** START Given data **

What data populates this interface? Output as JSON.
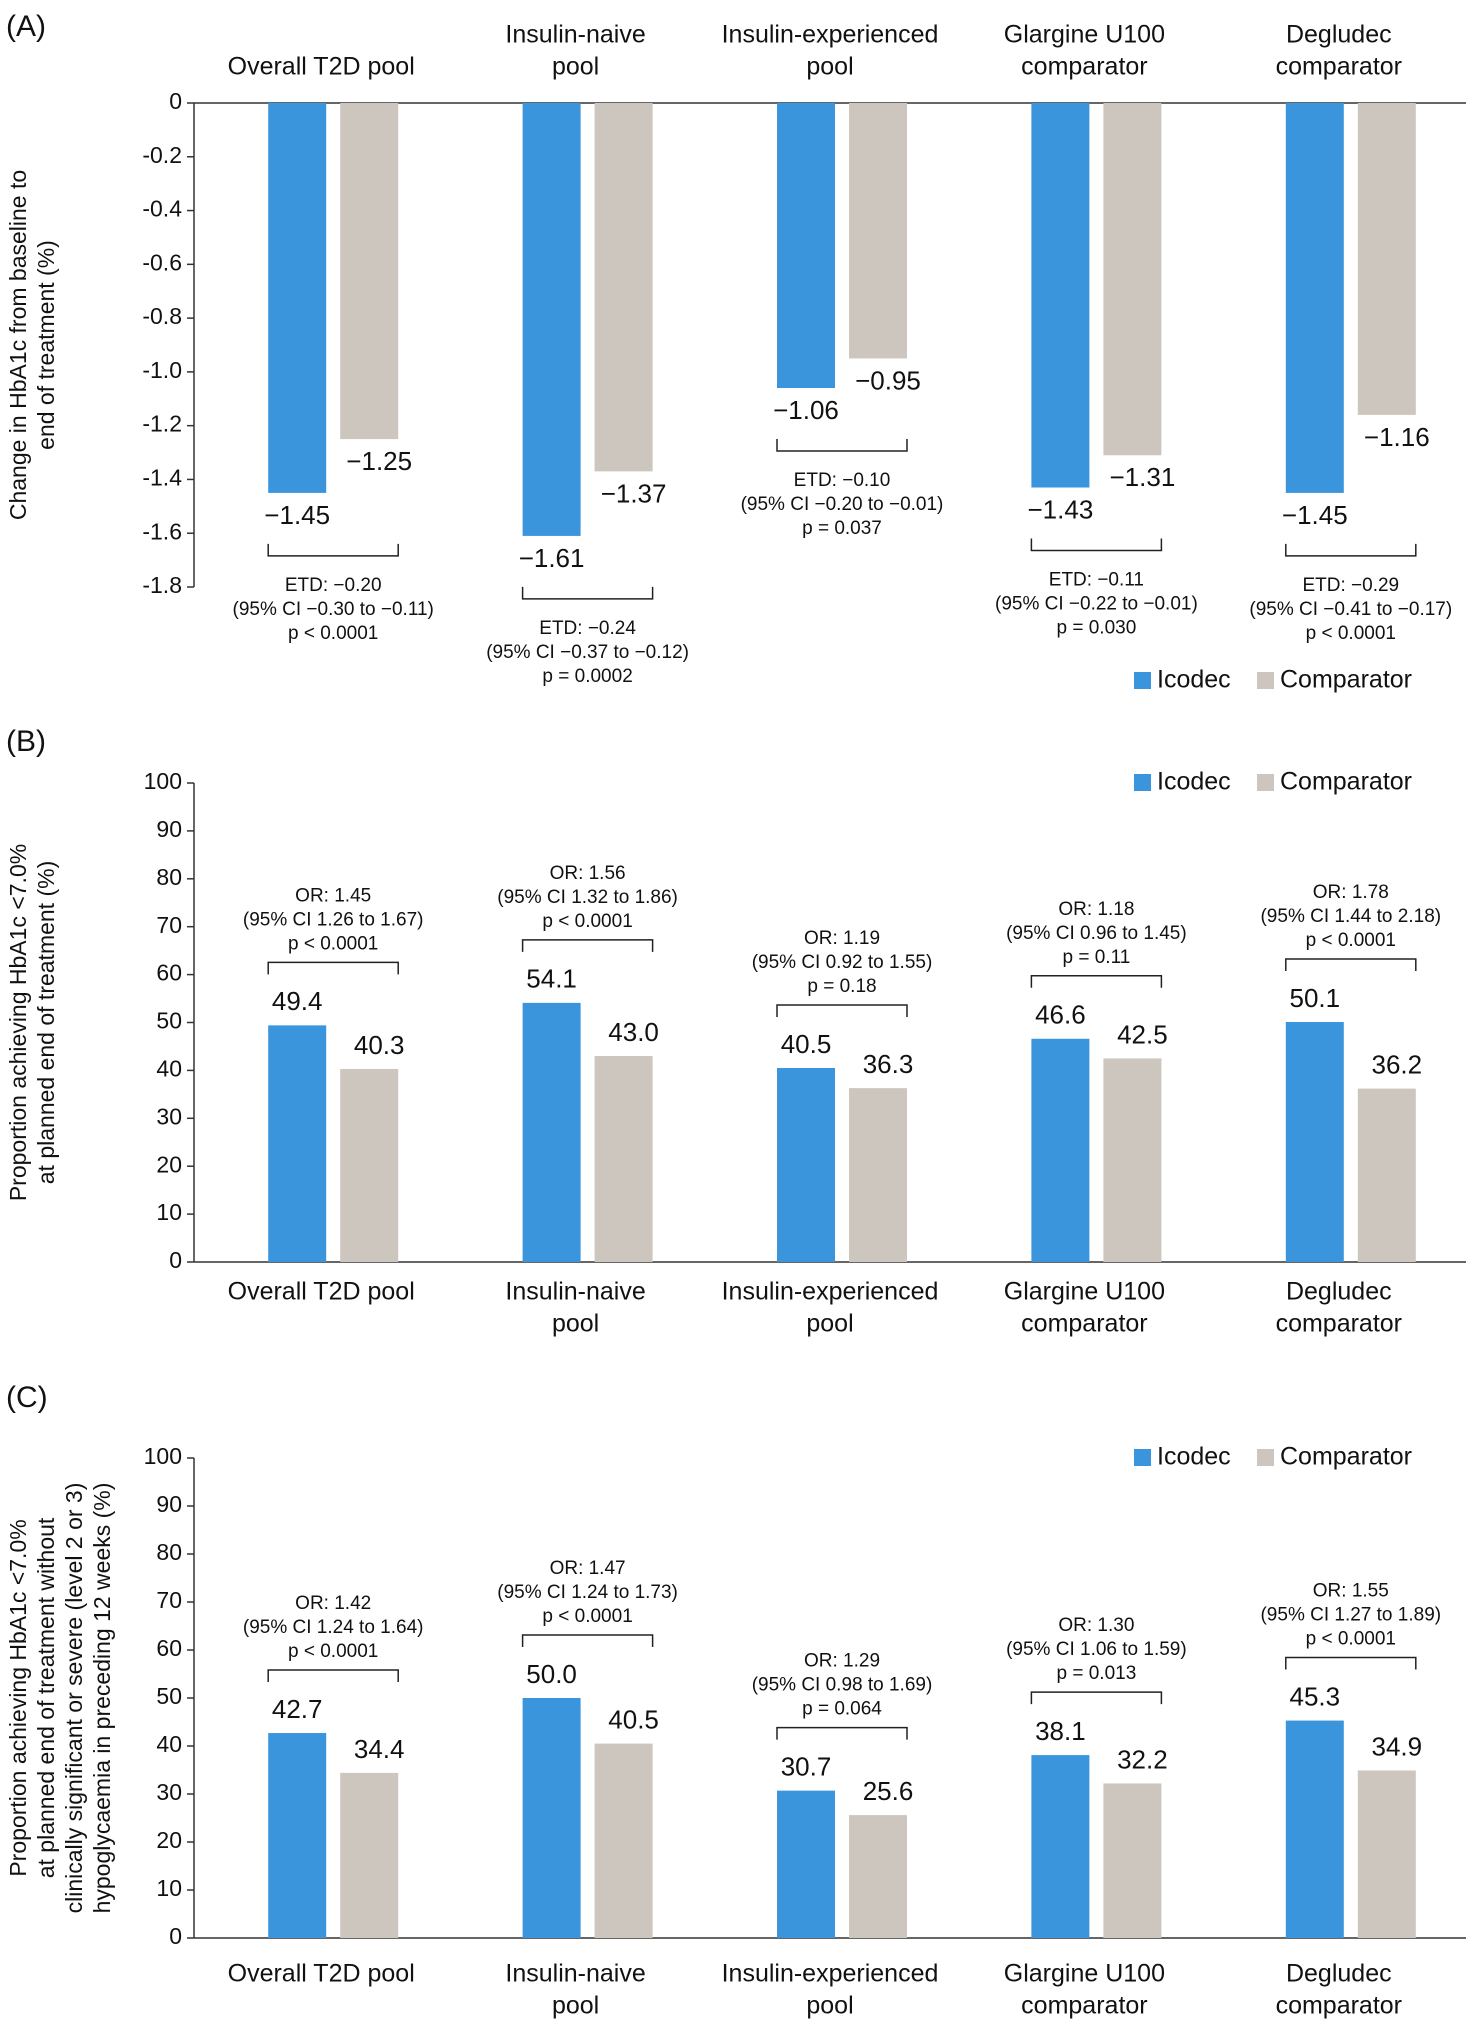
{
  "chart_data": [
    {
      "type": "bar",
      "panel_label": "(A)",
      "ylabel": [
        "Change in HbA1c from baseline to",
        "end of treatment (%)"
      ],
      "categories": [
        [
          "Overall T2D pool"
        ],
        [
          "Insulin-naive",
          "pool"
        ],
        [
          "Insulin-experienced",
          "pool"
        ],
        [
          "Glargine U100",
          "comparator"
        ],
        [
          "Degludec",
          "comparator"
        ]
      ],
      "series": [
        {
          "name": "Icodec",
          "color": "#3a95dc",
          "values": [
            -1.45,
            -1.61,
            -1.06,
            -1.43,
            -1.45
          ],
          "value_labels": [
            "−1.45",
            "−1.61",
            "−1.06",
            "−1.43",
            "−1.45"
          ]
        },
        {
          "name": "Comparator",
          "color": "#cdc6be",
          "values": [
            -1.25,
            -1.37,
            -0.95,
            -1.31,
            -1.16
          ],
          "value_labels": [
            "−1.25",
            "−1.37",
            "−0.95",
            "−1.31",
            "−1.16"
          ]
        }
      ],
      "annotations": [
        {
          "lines": [
            "ETD: −0.20",
            "(95% CI −0.30 to −0.11)",
            "p < 0.0001"
          ]
        },
        {
          "lines": [
            "ETD: −0.24",
            "(95% CI −0.37 to −0.12)",
            "p = 0.0002"
          ]
        },
        {
          "lines": [
            "ETD: −0.10",
            "(95% CI −0.20 to −0.01)",
            "p = 0.037"
          ]
        },
        {
          "lines": [
            "ETD: −0.11",
            "(95% CI −0.22 to −0.01)",
            "p = 0.030"
          ]
        },
        {
          "lines": [
            "ETD: −0.29",
            "(95% CI −0.41 to −0.17)",
            "p < 0.0001"
          ]
        }
      ],
      "ylim": [
        -1.8,
        0
      ],
      "yticks": [
        0,
        -0.2,
        -0.4,
        -0.6,
        -0.8,
        {
          "value": -1,
          "label": "-1.0"
        },
        -1.2,
        -1.4,
        -1.6,
        -1.8
      ],
      "legend": "lower right"
    },
    {
      "type": "bar",
      "panel_label": "(B)",
      "ylabel": [
        "Proportion achieving HbA1c <7.0%",
        "at planned end of treatment (%)"
      ],
      "categories": [
        [
          "Overall T2D pool"
        ],
        [
          "Insulin-naive",
          "pool"
        ],
        [
          "Insulin-experienced",
          "pool"
        ],
        [
          "Glargine U100",
          "comparator"
        ],
        [
          "Degludec",
          "comparator"
        ]
      ],
      "series": [
        {
          "name": "Icodec",
          "color": "#3a95dc",
          "values": [
            49.4,
            54.1,
            40.5,
            46.6,
            50.1
          ],
          "value_labels": [
            "49.4",
            "54.1",
            "40.5",
            "46.6",
            "50.1"
          ]
        },
        {
          "name": "Comparator",
          "color": "#cdc6be",
          "values": [
            40.3,
            43.0,
            36.3,
            42.5,
            36.2
          ],
          "value_labels": [
            "40.3",
            "43.0",
            "36.3",
            "42.5",
            "36.2"
          ]
        }
      ],
      "annotations": [
        {
          "lines": [
            "OR: 1.45",
            "(95% CI 1.26 to 1.67)",
            "p < 0.0001"
          ]
        },
        {
          "lines": [
            "OR: 1.56",
            "(95% CI 1.32 to 1.86)",
            "p < 0.0001"
          ]
        },
        {
          "lines": [
            "OR: 1.19",
            "(95% CI 0.92 to 1.55)",
            "p = 0.18"
          ]
        },
        {
          "lines": [
            "OR: 1.18",
            "(95% CI 0.96 to 1.45)",
            "p = 0.11"
          ]
        },
        {
          "lines": [
            "OR: 1.78",
            "(95% CI 1.44 to 2.18)",
            "p < 0.0001"
          ]
        }
      ],
      "ylim": [
        0,
        100
      ],
      "yticks": [
        0,
        10,
        20,
        30,
        40,
        50,
        60,
        70,
        80,
        90,
        100
      ],
      "legend": "upper right"
    },
    {
      "type": "bar",
      "panel_label": "(C)",
      "ylabel": [
        "Proportion achieving HbA1c <7.0%",
        "at planned end of treatment without",
        "clinically significant or severe (level 2 or 3)",
        "hypoglycaemia in preceding 12 weeks (%)"
      ],
      "categories": [
        [
          "Overall T2D pool"
        ],
        [
          "Insulin-naive",
          "pool"
        ],
        [
          "Insulin-experienced",
          "pool"
        ],
        [
          "Glargine U100",
          "comparator"
        ],
        [
          "Degludec",
          "comparator"
        ]
      ],
      "series": [
        {
          "name": "Icodec",
          "color": "#3a95dc",
          "values": [
            42.7,
            50.0,
            30.7,
            38.1,
            45.3
          ],
          "value_labels": [
            "42.7",
            "50.0",
            "30.7",
            "38.1",
            "45.3"
          ]
        },
        {
          "name": "Comparator",
          "color": "#cdc6be",
          "values": [
            34.4,
            40.5,
            25.6,
            32.2,
            34.9
          ],
          "value_labels": [
            "34.4",
            "40.5",
            "25.6",
            "32.2",
            "34.9"
          ]
        }
      ],
      "annotations": [
        {
          "lines": [
            "OR: 1.42",
            "(95% CI 1.24 to 1.64)",
            "p < 0.0001"
          ]
        },
        {
          "lines": [
            "OR: 1.47",
            "(95% CI 1.24 to 1.73)",
            "p < 0.0001"
          ]
        },
        {
          "lines": [
            "OR: 1.29",
            "(95% CI 0.98 to 1.69)",
            "p = 0.064"
          ]
        },
        {
          "lines": [
            "OR: 1.30",
            "(95% CI 1.06 to 1.59)",
            "p = 0.013"
          ]
        },
        {
          "lines": [
            "OR: 1.55",
            "(95% CI 1.27 to 1.89)",
            "p < 0.0001"
          ]
        }
      ],
      "ylim": [
        0,
        100
      ],
      "yticks": [
        0,
        10,
        20,
        30,
        40,
        50,
        60,
        70,
        80,
        90,
        100
      ],
      "legend": "upper right"
    }
  ]
}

** END Given data **

Pictures in the records must not appear in the copy; transcribe everything else precisely.

What data populates this interface? Output as JSON.
{
  "chart_data": [
    {
      "type": "bar",
      "panel_label": "(A)",
      "ylabel": [
        "Change in HbA1c from baseline to",
        "end of treatment (%)"
      ],
      "categories": [
        [
          "Overall T2D pool"
        ],
        [
          "Insulin-naive",
          "pool"
        ],
        [
          "Insulin-experienced",
          "pool"
        ],
        [
          "Glargine U100",
          "comparator"
        ],
        [
          "Degludec",
          "comparator"
        ]
      ],
      "series": [
        {
          "name": "Icodec",
          "color": "#3a95dc",
          "values": [
            -1.45,
            -1.61,
            -1.06,
            -1.43,
            -1.45
          ],
          "value_labels": [
            "−1.45",
            "−1.61",
            "−1.06",
            "−1.43",
            "−1.45"
          ]
        },
        {
          "name": "Comparator",
          "color": "#cdc6be",
          "values": [
            -1.25,
            -1.37,
            -0.95,
            -1.31,
            -1.16
          ],
          "value_labels": [
            "−1.25",
            "−1.37",
            "−0.95",
            "−1.31",
            "−1.16"
          ]
        }
      ],
      "annotations": [
        {
          "lines": [
            "ETD: −0.20",
            "(95% CI −0.30 to −0.11)",
            "p < 0.0001"
          ]
        },
        {
          "lines": [
            "ETD: −0.24",
            "(95% CI −0.37 to −0.12)",
            "p = 0.0002"
          ]
        },
        {
          "lines": [
            "ETD: −0.10",
            "(95% CI −0.20 to −0.01)",
            "p = 0.037"
          ]
        },
        {
          "lines": [
            "ETD: −0.11",
            "(95% CI −0.22 to −0.01)",
            "p = 0.030"
          ]
        },
        {
          "lines": [
            "ETD: −0.29",
            "(95% CI −0.41 to −0.17)",
            "p < 0.0001"
          ]
        }
      ],
      "ylim": [
        -1.8,
        0
      ],
      "yticks": [
        0,
        -0.2,
        -0.4,
        -0.6,
        -0.8,
        {
          "value": -1,
          "label": "-1.0"
        },
        -1.2,
        -1.4,
        -1.6,
        -1.8
      ],
      "legend": "lower right"
    },
    {
      "type": "bar",
      "panel_label": "(B)",
      "ylabel": [
        "Proportion achieving HbA1c <7.0%",
        "at planned end of treatment (%)"
      ],
      "categories": [
        [
          "Overall T2D pool"
        ],
        [
          "Insulin-naive",
          "pool"
        ],
        [
          "Insulin-experienced",
          "pool"
        ],
        [
          "Glargine U100",
          "comparator"
        ],
        [
          "Degludec",
          "comparator"
        ]
      ],
      "series": [
        {
          "name": "Icodec",
          "color": "#3a95dc",
          "values": [
            49.4,
            54.1,
            40.5,
            46.6,
            50.1
          ],
          "value_labels": [
            "49.4",
            "54.1",
            "40.5",
            "46.6",
            "50.1"
          ]
        },
        {
          "name": "Comparator",
          "color": "#cdc6be",
          "values": [
            40.3,
            43.0,
            36.3,
            42.5,
            36.2
          ],
          "value_labels": [
            "40.3",
            "43.0",
            "36.3",
            "42.5",
            "36.2"
          ]
        }
      ],
      "annotations": [
        {
          "lines": [
            "OR: 1.45",
            "(95% CI 1.26 to 1.67)",
            "p < 0.0001"
          ]
        },
        {
          "lines": [
            "OR: 1.56",
            "(95% CI 1.32 to 1.86)",
            "p < 0.0001"
          ]
        },
        {
          "lines": [
            "OR: 1.19",
            "(95% CI 0.92 to 1.55)",
            "p = 0.18"
          ]
        },
        {
          "lines": [
            "OR: 1.18",
            "(95% CI 0.96 to 1.45)",
            "p = 0.11"
          ]
        },
        {
          "lines": [
            "OR: 1.78",
            "(95% CI 1.44 to 2.18)",
            "p < 0.0001"
          ]
        }
      ],
      "ylim": [
        0,
        100
      ],
      "yticks": [
        0,
        10,
        20,
        30,
        40,
        50,
        60,
        70,
        80,
        90,
        100
      ],
      "legend": "upper right"
    },
    {
      "type": "bar",
      "panel_label": "(C)",
      "ylabel": [
        "Proportion achieving HbA1c <7.0%",
        "at planned end of treatment without",
        "clinically significant or severe (level 2 or 3)",
        "hypoglycaemia in preceding 12 weeks (%)"
      ],
      "categories": [
        [
          "Overall T2D pool"
        ],
        [
          "Insulin-naive",
          "pool"
        ],
        [
          "Insulin-experienced",
          "pool"
        ],
        [
          "Glargine U100",
          "comparator"
        ],
        [
          "Degludec",
          "comparator"
        ]
      ],
      "series": [
        {
          "name": "Icodec",
          "color": "#3a95dc",
          "values": [
            42.7,
            50.0,
            30.7,
            38.1,
            45.3
          ],
          "value_labels": [
            "42.7",
            "50.0",
            "30.7",
            "38.1",
            "45.3"
          ]
        },
        {
          "name": "Comparator",
          "color": "#cdc6be",
          "values": [
            34.4,
            40.5,
            25.6,
            32.2,
            34.9
          ],
          "value_labels": [
            "34.4",
            "40.5",
            "25.6",
            "32.2",
            "34.9"
          ]
        }
      ],
      "annotations": [
        {
          "lines": [
            "OR: 1.42",
            "(95% CI 1.24 to 1.64)",
            "p < 0.0001"
          ]
        },
        {
          "lines": [
            "OR: 1.47",
            "(95% CI 1.24 to 1.73)",
            "p < 0.0001"
          ]
        },
        {
          "lines": [
            "OR: 1.29",
            "(95% CI 0.98 to 1.69)",
            "p = 0.064"
          ]
        },
        {
          "lines": [
            "OR: 1.30",
            "(95% CI 1.06 to 1.59)",
            "p = 0.013"
          ]
        },
        {
          "lines": [
            "OR: 1.55",
            "(95% CI 1.27 to 1.89)",
            "p < 0.0001"
          ]
        }
      ],
      "ylim": [
        0,
        100
      ],
      "yticks": [
        0,
        10,
        20,
        30,
        40,
        50,
        60,
        70,
        80,
        90,
        100
      ],
      "legend": "upper right"
    }
  ]
}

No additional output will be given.